» Set task
Determine the number of lines containing the word "values". Reply with it and nothing else.

* BEGIN Provided entries *

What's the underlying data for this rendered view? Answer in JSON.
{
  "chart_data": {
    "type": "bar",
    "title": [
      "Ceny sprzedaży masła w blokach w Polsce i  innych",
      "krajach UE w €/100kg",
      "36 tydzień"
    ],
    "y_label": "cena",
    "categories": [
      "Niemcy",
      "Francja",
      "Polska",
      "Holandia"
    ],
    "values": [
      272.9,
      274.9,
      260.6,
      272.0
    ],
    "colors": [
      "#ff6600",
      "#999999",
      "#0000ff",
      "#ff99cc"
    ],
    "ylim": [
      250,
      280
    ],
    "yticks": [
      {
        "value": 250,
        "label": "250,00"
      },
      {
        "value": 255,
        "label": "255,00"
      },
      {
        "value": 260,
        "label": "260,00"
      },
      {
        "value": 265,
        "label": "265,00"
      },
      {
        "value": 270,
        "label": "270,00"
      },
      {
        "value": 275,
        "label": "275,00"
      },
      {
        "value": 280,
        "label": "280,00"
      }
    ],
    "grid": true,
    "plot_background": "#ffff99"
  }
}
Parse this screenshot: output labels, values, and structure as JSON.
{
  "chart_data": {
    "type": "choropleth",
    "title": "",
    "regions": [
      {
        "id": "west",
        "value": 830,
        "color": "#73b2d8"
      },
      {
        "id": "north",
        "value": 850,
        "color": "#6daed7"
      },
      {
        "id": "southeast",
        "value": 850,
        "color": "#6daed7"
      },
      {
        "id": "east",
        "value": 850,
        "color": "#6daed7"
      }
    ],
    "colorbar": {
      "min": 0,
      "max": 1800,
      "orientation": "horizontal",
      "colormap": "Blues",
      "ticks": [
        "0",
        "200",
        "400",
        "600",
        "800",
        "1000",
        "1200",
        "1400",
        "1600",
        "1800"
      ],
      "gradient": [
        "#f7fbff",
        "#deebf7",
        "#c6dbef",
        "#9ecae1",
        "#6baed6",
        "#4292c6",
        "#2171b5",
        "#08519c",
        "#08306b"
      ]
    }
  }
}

* END Provided entries *

» The reply
2